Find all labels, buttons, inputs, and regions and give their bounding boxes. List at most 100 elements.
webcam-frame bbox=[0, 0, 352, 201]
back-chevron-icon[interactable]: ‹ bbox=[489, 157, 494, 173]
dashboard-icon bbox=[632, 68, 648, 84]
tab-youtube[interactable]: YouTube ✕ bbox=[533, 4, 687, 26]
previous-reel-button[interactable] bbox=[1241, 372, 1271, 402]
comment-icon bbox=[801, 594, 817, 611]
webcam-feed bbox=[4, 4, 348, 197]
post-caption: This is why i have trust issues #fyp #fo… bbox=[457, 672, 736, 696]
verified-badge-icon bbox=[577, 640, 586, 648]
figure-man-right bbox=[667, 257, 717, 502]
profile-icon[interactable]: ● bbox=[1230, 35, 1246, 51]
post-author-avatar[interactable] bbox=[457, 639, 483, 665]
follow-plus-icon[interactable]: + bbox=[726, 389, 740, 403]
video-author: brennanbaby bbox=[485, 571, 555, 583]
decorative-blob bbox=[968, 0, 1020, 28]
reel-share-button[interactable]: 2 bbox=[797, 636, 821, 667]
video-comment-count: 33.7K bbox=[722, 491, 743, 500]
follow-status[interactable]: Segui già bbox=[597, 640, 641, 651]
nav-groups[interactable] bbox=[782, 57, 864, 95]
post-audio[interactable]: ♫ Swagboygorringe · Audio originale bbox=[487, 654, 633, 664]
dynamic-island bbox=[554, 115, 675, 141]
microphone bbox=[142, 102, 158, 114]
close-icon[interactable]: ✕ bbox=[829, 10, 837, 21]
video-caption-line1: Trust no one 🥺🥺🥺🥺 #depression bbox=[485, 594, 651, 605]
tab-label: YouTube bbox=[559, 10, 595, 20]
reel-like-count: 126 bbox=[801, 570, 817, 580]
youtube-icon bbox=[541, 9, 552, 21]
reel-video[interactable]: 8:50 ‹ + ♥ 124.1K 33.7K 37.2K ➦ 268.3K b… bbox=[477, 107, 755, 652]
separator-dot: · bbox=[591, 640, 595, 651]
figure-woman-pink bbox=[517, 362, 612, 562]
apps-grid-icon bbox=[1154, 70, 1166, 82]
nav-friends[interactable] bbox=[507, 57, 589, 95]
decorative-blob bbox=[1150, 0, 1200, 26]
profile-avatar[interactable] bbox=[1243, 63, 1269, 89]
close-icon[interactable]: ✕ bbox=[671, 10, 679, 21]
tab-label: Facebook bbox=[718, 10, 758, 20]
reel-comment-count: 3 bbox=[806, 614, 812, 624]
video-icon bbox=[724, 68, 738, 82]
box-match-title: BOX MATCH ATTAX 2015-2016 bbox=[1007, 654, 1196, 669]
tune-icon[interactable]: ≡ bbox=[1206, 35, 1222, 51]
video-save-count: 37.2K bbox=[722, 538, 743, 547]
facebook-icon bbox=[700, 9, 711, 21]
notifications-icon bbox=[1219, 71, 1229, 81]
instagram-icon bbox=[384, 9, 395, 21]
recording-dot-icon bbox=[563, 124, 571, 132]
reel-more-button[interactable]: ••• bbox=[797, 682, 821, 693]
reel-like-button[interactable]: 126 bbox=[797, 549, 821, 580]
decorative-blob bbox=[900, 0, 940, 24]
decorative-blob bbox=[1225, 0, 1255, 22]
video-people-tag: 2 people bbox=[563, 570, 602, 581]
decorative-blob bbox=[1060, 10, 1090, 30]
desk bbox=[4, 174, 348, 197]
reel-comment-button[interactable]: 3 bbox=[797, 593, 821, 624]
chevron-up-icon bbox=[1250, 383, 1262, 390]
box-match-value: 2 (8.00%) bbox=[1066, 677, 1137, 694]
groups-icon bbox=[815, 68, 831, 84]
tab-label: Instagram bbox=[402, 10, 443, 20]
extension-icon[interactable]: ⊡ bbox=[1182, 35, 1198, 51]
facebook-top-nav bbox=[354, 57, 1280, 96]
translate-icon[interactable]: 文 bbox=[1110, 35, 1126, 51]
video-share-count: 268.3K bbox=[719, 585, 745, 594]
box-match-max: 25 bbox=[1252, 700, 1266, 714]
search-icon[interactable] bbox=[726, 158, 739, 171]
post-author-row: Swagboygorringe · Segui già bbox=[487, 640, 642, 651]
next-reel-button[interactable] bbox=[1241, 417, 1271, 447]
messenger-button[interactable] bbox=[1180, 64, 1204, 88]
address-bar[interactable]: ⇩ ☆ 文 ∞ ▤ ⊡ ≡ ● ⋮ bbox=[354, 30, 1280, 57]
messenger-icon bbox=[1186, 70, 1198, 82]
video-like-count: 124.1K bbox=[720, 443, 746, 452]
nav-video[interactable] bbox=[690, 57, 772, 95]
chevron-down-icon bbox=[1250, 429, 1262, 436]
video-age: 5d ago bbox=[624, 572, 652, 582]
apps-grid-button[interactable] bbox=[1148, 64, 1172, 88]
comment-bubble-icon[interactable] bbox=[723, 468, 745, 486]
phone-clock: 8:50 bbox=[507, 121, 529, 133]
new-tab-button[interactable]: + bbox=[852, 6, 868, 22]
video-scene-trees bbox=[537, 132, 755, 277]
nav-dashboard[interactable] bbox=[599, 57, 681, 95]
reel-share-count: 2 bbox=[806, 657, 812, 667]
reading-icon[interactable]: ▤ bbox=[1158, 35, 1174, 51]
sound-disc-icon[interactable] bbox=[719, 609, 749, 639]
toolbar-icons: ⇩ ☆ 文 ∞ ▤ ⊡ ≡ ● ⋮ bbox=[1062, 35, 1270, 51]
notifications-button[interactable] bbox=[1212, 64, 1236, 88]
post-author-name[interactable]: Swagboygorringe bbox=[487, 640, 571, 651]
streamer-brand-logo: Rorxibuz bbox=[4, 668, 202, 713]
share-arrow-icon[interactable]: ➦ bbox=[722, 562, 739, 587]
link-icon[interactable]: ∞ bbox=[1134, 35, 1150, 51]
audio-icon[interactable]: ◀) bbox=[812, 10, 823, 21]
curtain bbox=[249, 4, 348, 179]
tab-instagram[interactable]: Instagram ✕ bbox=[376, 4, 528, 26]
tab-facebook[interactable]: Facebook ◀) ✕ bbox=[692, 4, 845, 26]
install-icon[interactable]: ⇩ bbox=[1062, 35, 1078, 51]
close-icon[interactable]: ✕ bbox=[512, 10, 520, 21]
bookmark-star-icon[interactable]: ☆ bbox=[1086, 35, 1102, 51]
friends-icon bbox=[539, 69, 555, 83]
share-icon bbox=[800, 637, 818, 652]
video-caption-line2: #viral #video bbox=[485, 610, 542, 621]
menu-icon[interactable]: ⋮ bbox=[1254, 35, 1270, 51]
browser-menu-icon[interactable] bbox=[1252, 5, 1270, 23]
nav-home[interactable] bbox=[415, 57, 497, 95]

Task description:
Where a line of the data above includes the string "follow", pull it out.

Reply to the task:
follow-plus-icon[interactable]: + bbox=[726, 389, 740, 403]
follow-status[interactable]: Segui già bbox=[597, 640, 641, 651]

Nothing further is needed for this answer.